How many lines of the records below contain the word "dsDNA"? Answer with the number alone.
::::::
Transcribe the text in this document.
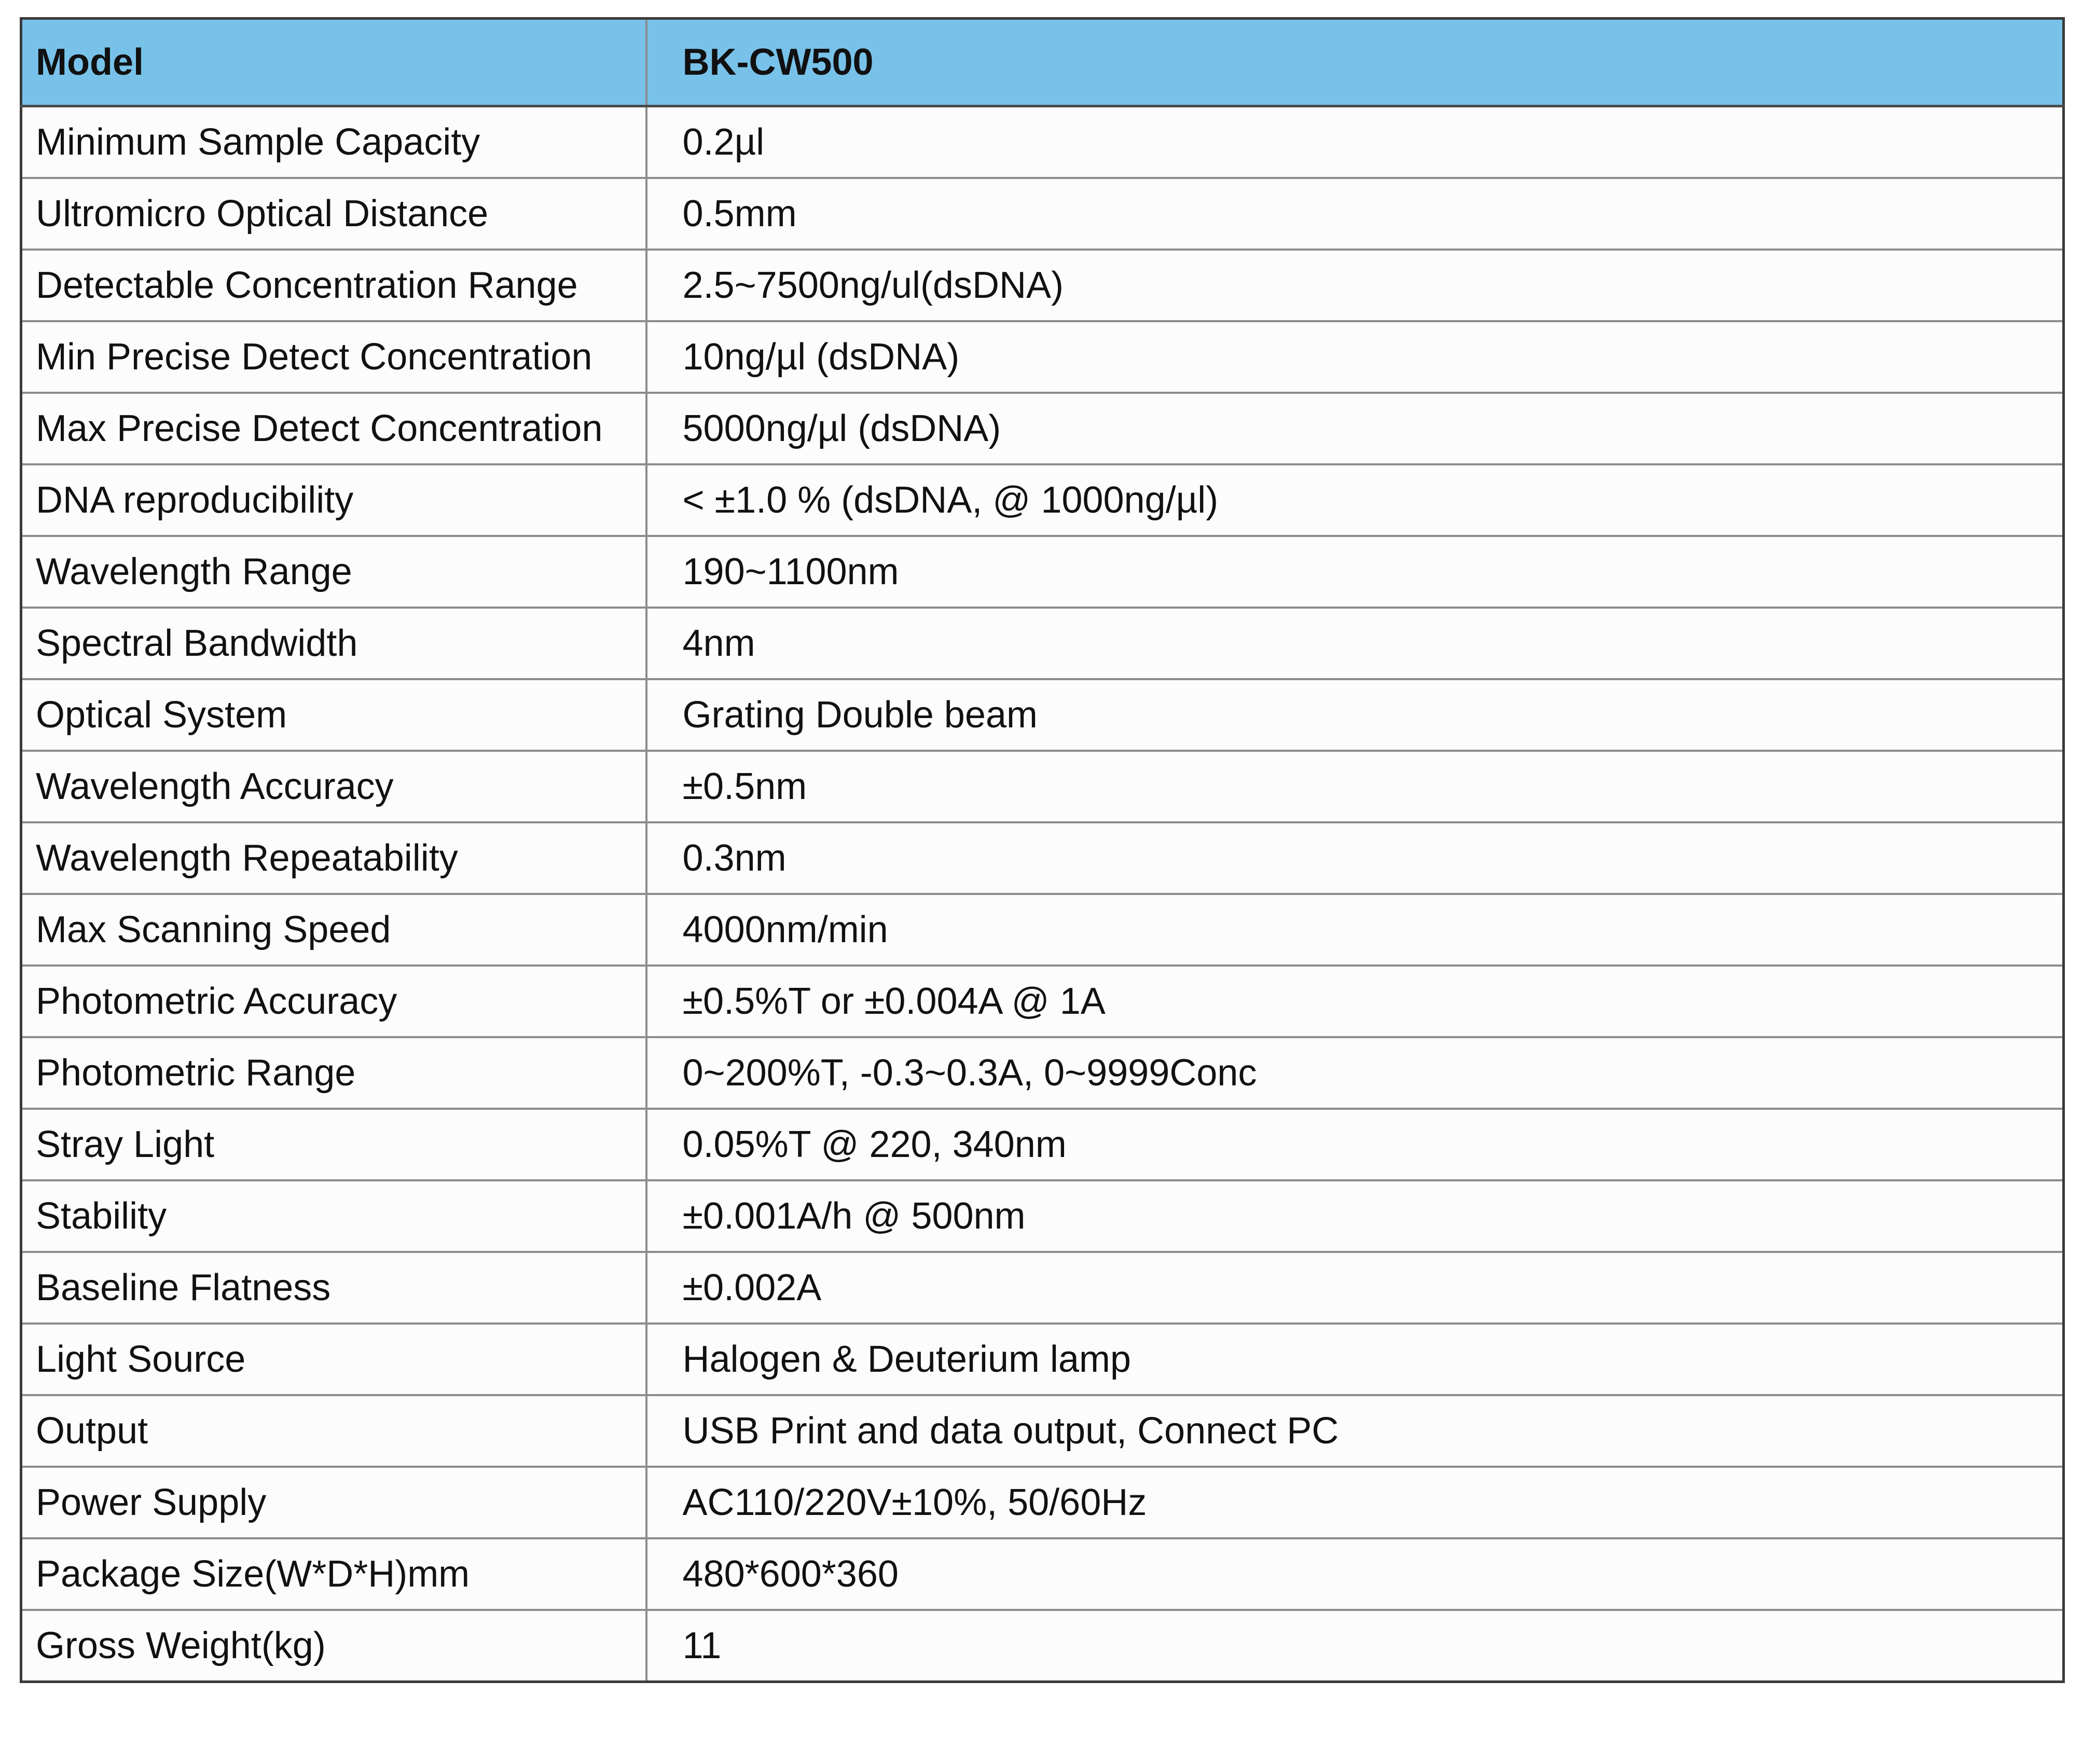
Model	BK-CW500
Minimum Sample Capacity	0.2µl
Ultromicro Optical Distance	0.5mm
Detectable Concentration Range	2.5~7500ng/ul(dsDNA)
Min Precise Detect Concentration	10ng/µl (dsDNA)
Max Precise Detect Concentration	5000ng/µl (dsDNA)
DNA reproducibility	< ±1.0 % (dsDNA, @ 1000ng/µl)
Wavelength Range	190~1100nm
Spectral Bandwidth	4nm
Optical System	Grating Double beam
Wavelength Accuracy	±0.5nm
Wavelength Repeatability	0.3nm
Max Scanning Speed	4000nm/min
Photometric Accuracy	±0.5%T or ±0.004A @ 1A
Photometric Range	0~200%T, -0.3~0.3A, 0~9999Conc
Stray Light	0.05%T @ 220, 340nm
Stability	±0.001A/h @ 500nm
Baseline Flatness	±0.002A
Light Source	Halogen & Deuterium lamp
Output	USB Print and data output, Connect PC
Power Supply	AC110/220V±10%, 50/60Hz
Package Size(W*D*H)mm	480*600*360
Gross Weight(kg)	11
::::::
-- Task response --
4